(Raw records)
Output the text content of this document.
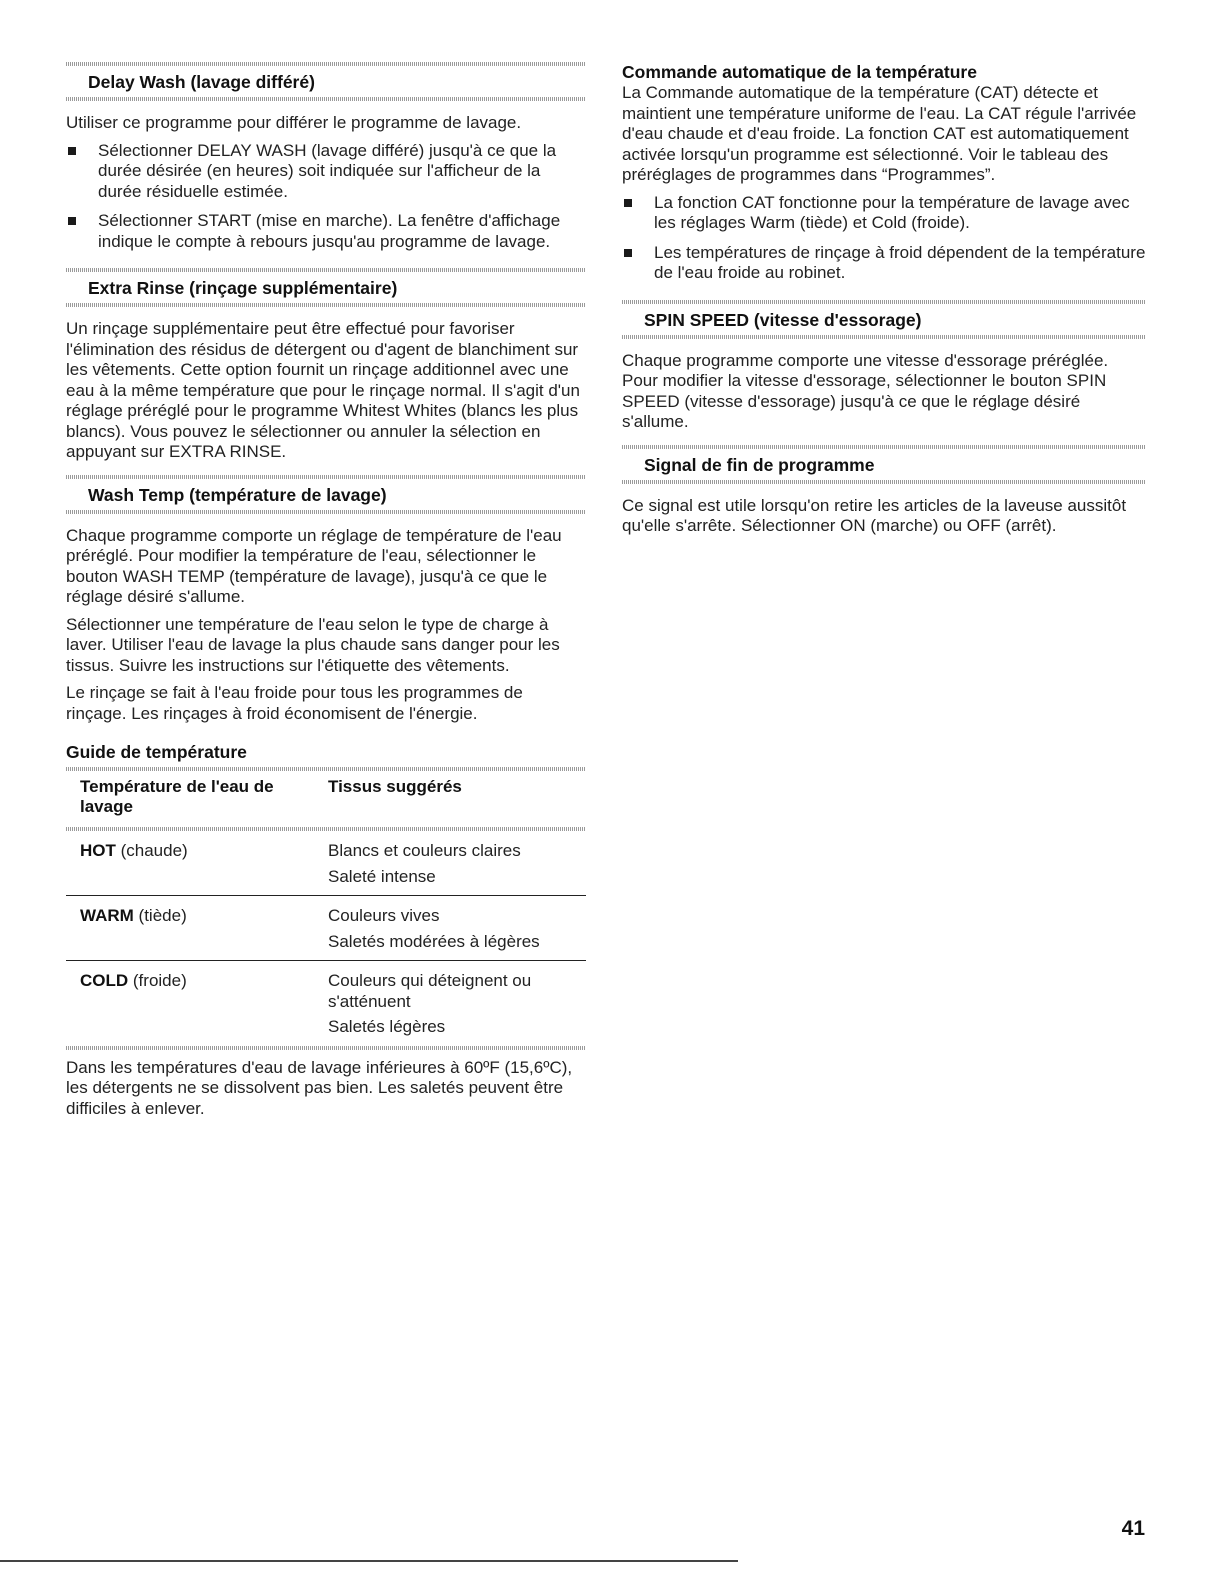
Delay Wash (lavage différé)

Utiliser ce programme pour différer le programme de lavage.

Sélectionner DELAY WASH (lavage différé) jusqu'à ce que la durée désirée (en heures) soit indiquée sur l'afficheur de la durée résiduelle estimée.
Sélectionner START (mise en marche). La fenêtre d'affichage indique le compte à rebours jusqu'au programme de lavage.
Extra Rinse (rinçage supplémentaire)

Un rinçage supplémentaire peut être effectué pour favoriser l'élimination des résidus de détergent ou d'agent de blanchiment sur les vêtements. Cette option fournit un rinçage additionnel avec une eau à la même température que pour le rinçage normal. Il s'agit d'un réglage préréglé pour le programme Whitest Whites (blancs les plus blancs). Vous pouvez le sélectionner ou annuler la sélection en appuyant sur EXTRA RINSE.

Wash Temp (température de lavage)

Chaque programme comporte un réglage de température de l'eau préréglé. Pour modifier la température de l'eau, sélectionner le bouton WASH TEMP (température de lavage), jusqu'à ce que le réglage désiré s'allume.

Sélectionner une température de l'eau selon le type de charge à laver. Utiliser l'eau de lavage la plus chaude sans danger pour les tissus. Suivre les instructions sur l'étiquette des vêtements.

Le rinçage se fait à l'eau froide pour tous les programmes de rinçage. Les rinçages à froid économisent de l'énergie.

Guide de température
Température de l'eau de lavage	Tissus suggérés

HOT (chaude)	Blancs et couleurs claires
Saleté intense

WARM (tiède)	Couleurs vives
Saletés modérées à légères

COLD (froide)	Couleurs qui déteignent ou s'atténuent
Saletés légères

Dans les températures d'eau de lavage inférieures à 60ºF (15,6ºC), les détergents ne se dissolvent pas bien. Les saletés peuvent être difficiles à enlever.

Commande automatique de la température

La Commande automatique de la température (CAT) détecte et maintient une température uniforme de l'eau. La CAT régule l'arrivée d'eau chaude et d'eau froide. La fonction CAT est automatiquement activée lorsqu'un programme est sélectionné. Voir le tableau des préréglages de programmes dans “Programmes”.

La fonction CAT fonctionne pour la température de lavage avec les réglages Warm (tiède) et Cold (froide).
Les températures de rinçage à froid dépendent de la température de l'eau froide au robinet.
SPIN SPEED (vitesse d'essorage)

Chaque programme comporte une vitesse d'essorage préréglée. Pour modifier la vitesse d'essorage, sélectionner le bouton SPIN SPEED (vitesse d'essorage) jusqu'à ce que le réglage désiré s'allume.

Signal de fin de programme

Ce signal est utile lorsqu'on retire les articles de la laveuse aussitôt qu'elle s'arrête. Sélectionner ON (marche) ou OFF (arrêt).

41
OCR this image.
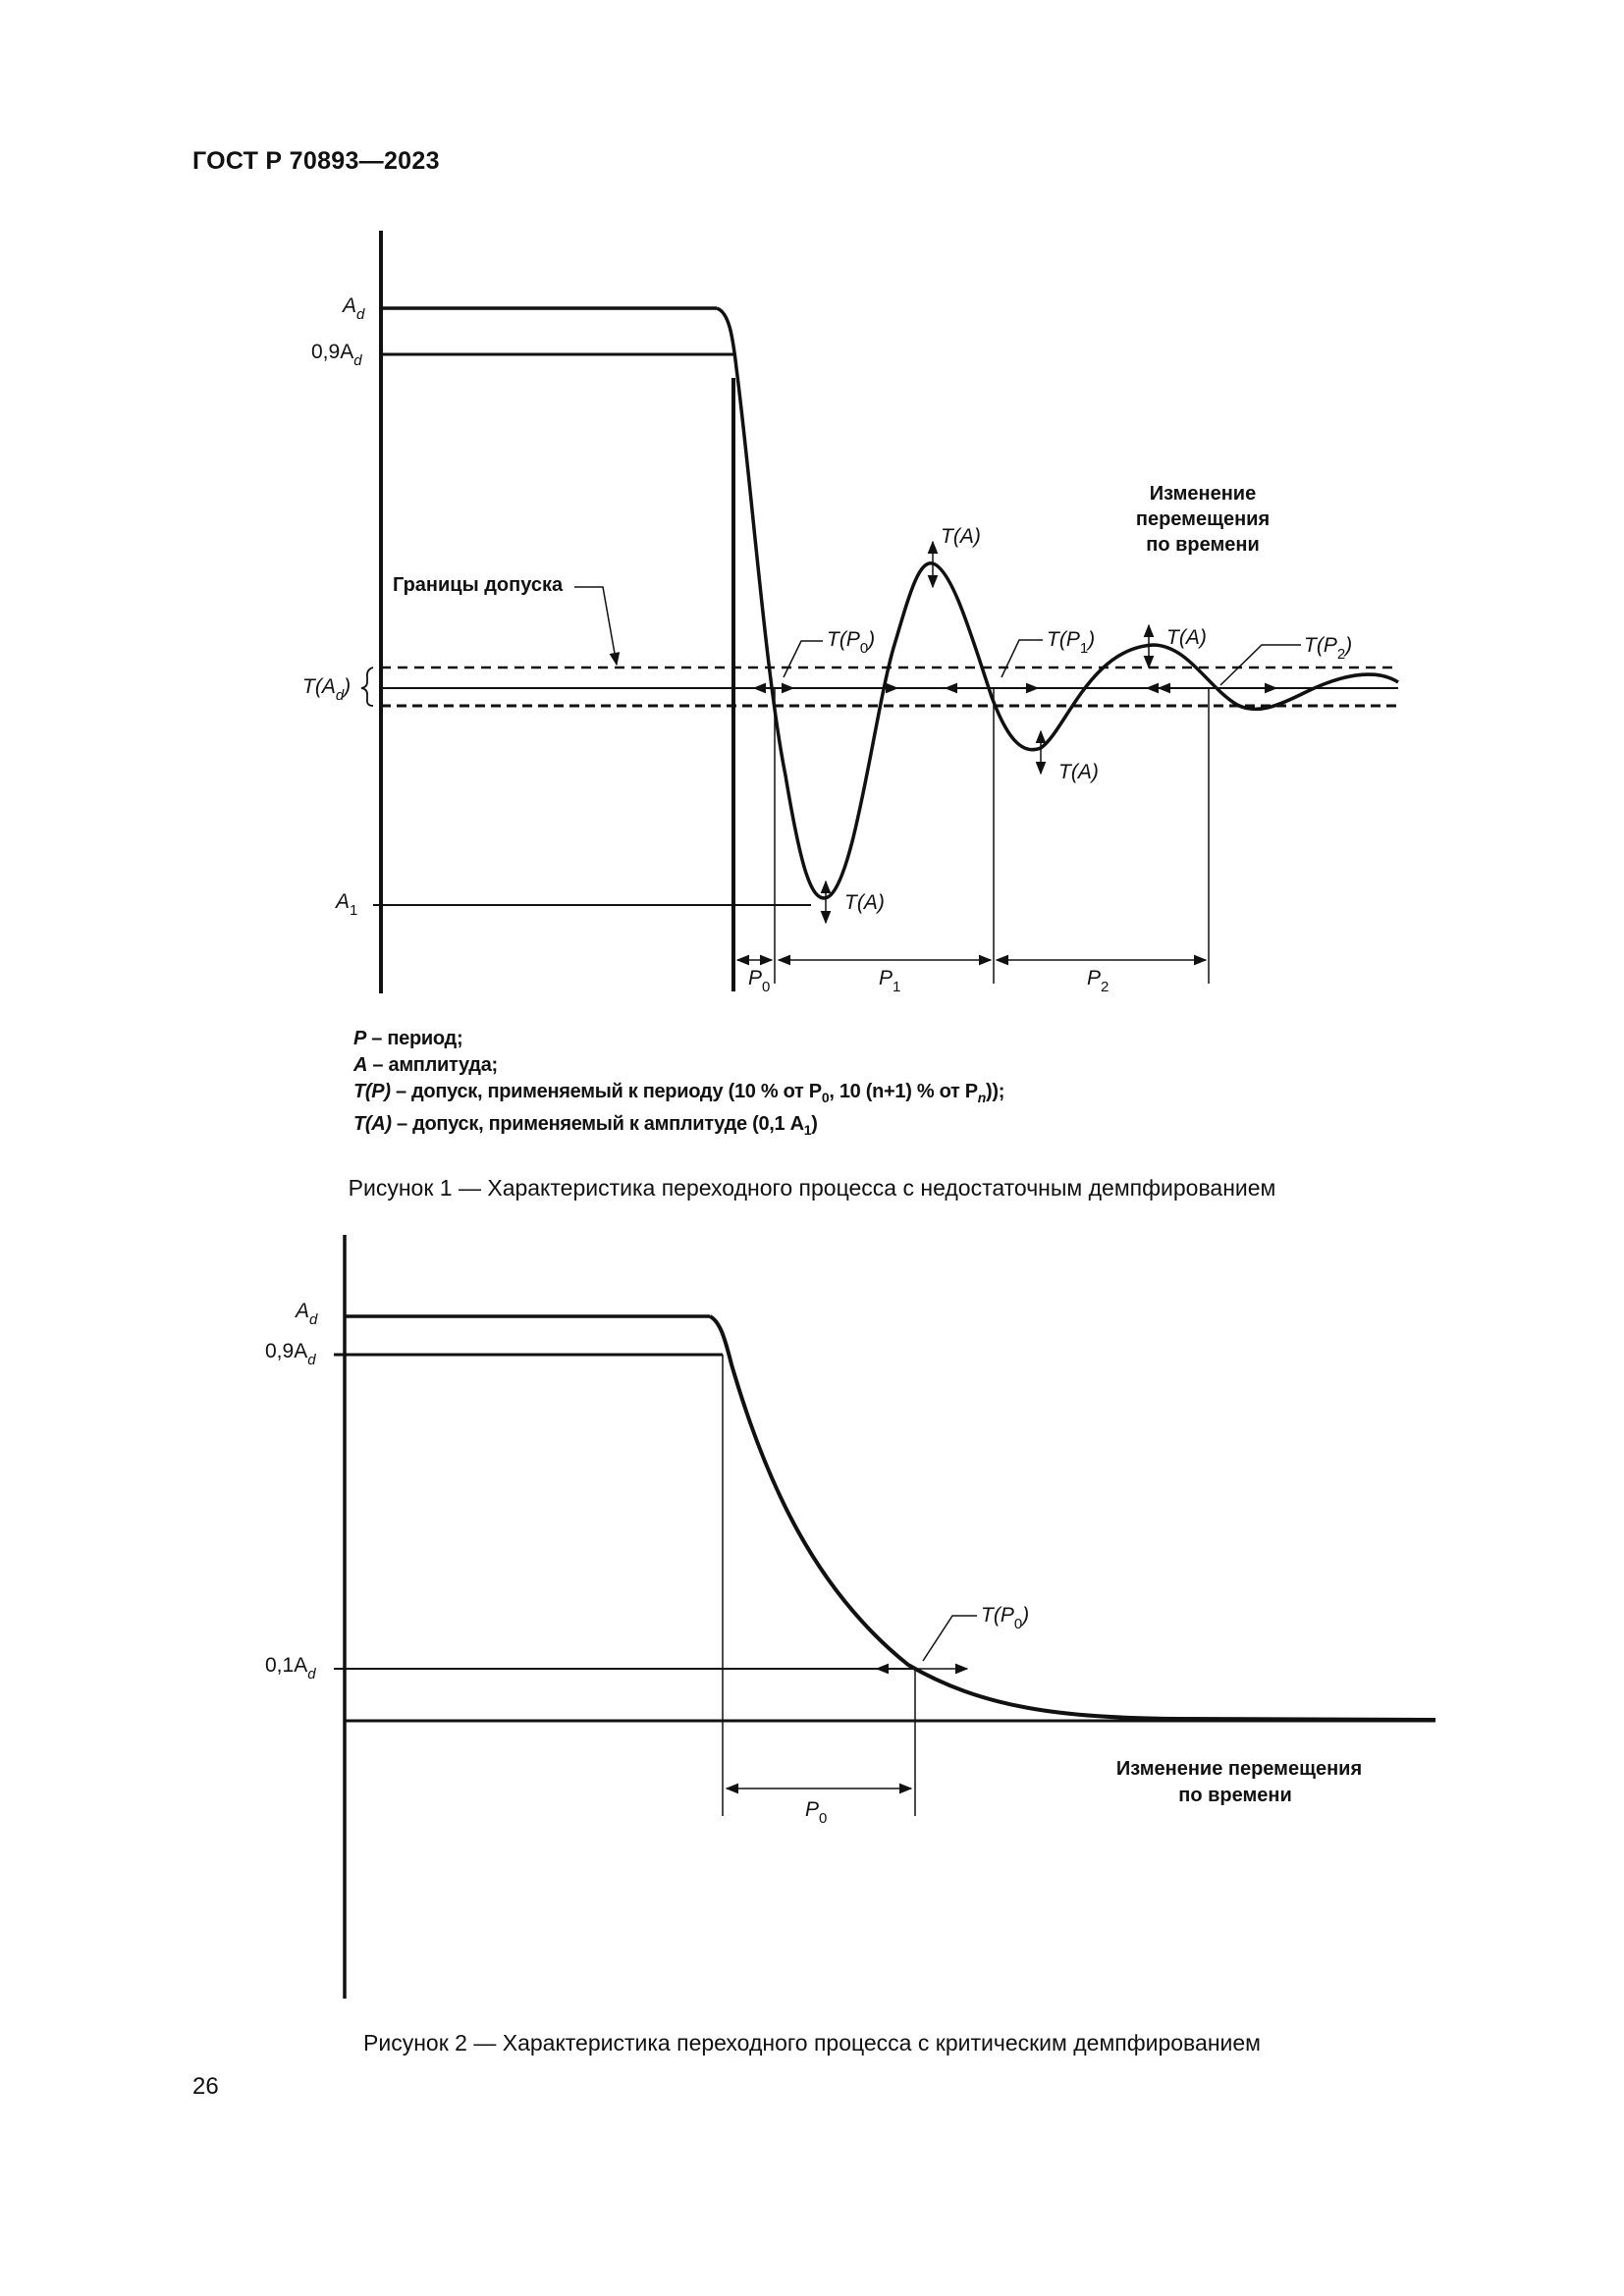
ГОСТ Р 70893—2023
$A_d$
$0,9A_d$
$T(A_d)$
$A_1$
Границы допуска
Изменение
перемещения
по времени
T(A)
T(A)
T(A)
T(A)
$T(P_0)$	$T(P_1)$	$T(P_2)$
$P_0$	$P_1$	$P_2$
$A_d$
$0,9A_d$
$0,1A_d$
$T(P_0)$
Изменение перемещения
по времени
$P_0$
P – период;
A – амплитуда;
T(P) – допуск, применяемый к периоду (10 % от $P_0$, 10 (n+1) % от $P_n$));
T(A) – допуск, применяемый к амплитуде (0,1 $A_1$)
Рисунок 1 — Характеристика переходного процесса с недостаточным демпфированием
Рисунок 2 — Характеристика переходного процесса с критическим демпфированием
26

Work to do -
Write out the full listing verbatim, excluding its pictures.

Task output -
Output the text content of this document.
Delay Wash (lavage différé)

Utiliser ce programme pour différer le programme de lavage.

Sélectionner DELAY WASH (lavage différé) jusqu'à ce que la durée désirée (en heures) soit indiquée sur l'afficheur de la durée résiduelle estimée.
Sélectionner START (mise en marche). La fenêtre d'affichage indique le compte à rebours jusqu'au programme de lavage.
Extra Rinse (rinçage supplémentaire)

Un rinçage supplémentaire peut être effectué pour favoriser l'élimination des résidus de détergent ou d'agent de blanchiment sur les vêtements. Cette option fournit un rinçage additionnel avec une eau à la même température que pour le rinçage normal. Il s'agit d'un réglage préréglé pour le programme Whitest Whites (blancs les plus blancs). Vous pouvez le sélectionner ou annuler la sélection en appuyant sur EXTRA RINSE.

Wash Temp (température de lavage)

Chaque programme comporte un réglage de température de l'eau préréglé. Pour modifier la température de l'eau, sélectionner le bouton WASH TEMP (température de lavage), jusqu'à ce que le réglage désiré s'allume.

Sélectionner une température de l'eau selon le type de charge à laver. Utiliser l'eau de lavage la plus chaude sans danger pour les tissus. Suivre les instructions sur l'étiquette des vêtements.

Le rinçage se fait à l'eau froide pour tous les programmes de rinçage. Les rinçages à froid économisent de l'énergie.

Guide de température
Température de l'eau de lavage	Tissus suggérés

HOT (chaude)	Blancs et couleurs claires
Saleté intense

WARM (tiède)	Couleurs vives
Saletés modérées à légères

COLD (froide)	Couleurs qui déteignent ou s'atténuent
Saletés légères

Dans les températures d'eau de lavage inférieures à 60ºF (15,6ºC), les détergents ne se dissolvent pas bien. Les saletés peuvent être difficiles à enlever.

Commande automatique de la température

La Commande automatique de la température (CAT) détecte et maintient une température uniforme de l'eau. La CAT régule l'arrivée d'eau chaude et d'eau froide. La fonction CAT est automatiquement activée lorsqu'un programme est sélectionné. Voir le tableau des préréglages de programmes dans “Programmes”.

La fonction CAT fonctionne pour la température de lavage avec les réglages Warm (tiède) et Cold (froide).
Les températures de rinçage à froid dépendent de la température de l'eau froide au robinet.
SPIN SPEED (vitesse d'essorage)

Chaque programme comporte une vitesse d'essorage préréglée. Pour modifier la vitesse d'essorage, sélectionner le bouton SPIN SPEED (vitesse d'essorage) jusqu'à ce que le réglage désiré s'allume.

Signal de fin de programme

Ce signal est utile lorsqu'on retire les articles de la laveuse aussitôt qu'elle s'arrête. Sélectionner ON (marche) ou OFF (arrêt).

41
OCR this image.
ГОСТ Р 70893—2023
$A_d$
$0,9A_d$
$T(A_d)$
$A_1$
Границы допуска
Изменение
перемещения
по времени
T(A)
T(A)
T(A)
T(A)
$T(P_0)$	$T(P_1)$	$T(P_2)$
$P_0$	$P_1$	$P_2$
$A_d$
$0,9A_d$
$0,1A_d$
$T(P_0)$
Изменение перемещения
по времени
$P_0$
P – период;
A – амплитуда;
T(P) – допуск, применяемый к периоду (10 % от $P_0$, 10 (n+1) % от $P_n$));
T(A) – допуск, применяемый к амплитуде (0,1 $A_1$)
Рисунок 1 — Характеристика переходного процесса с недостаточным демпфированием
Рисунок 2 — Характеристика переходного процесса с критическим демпфированием
26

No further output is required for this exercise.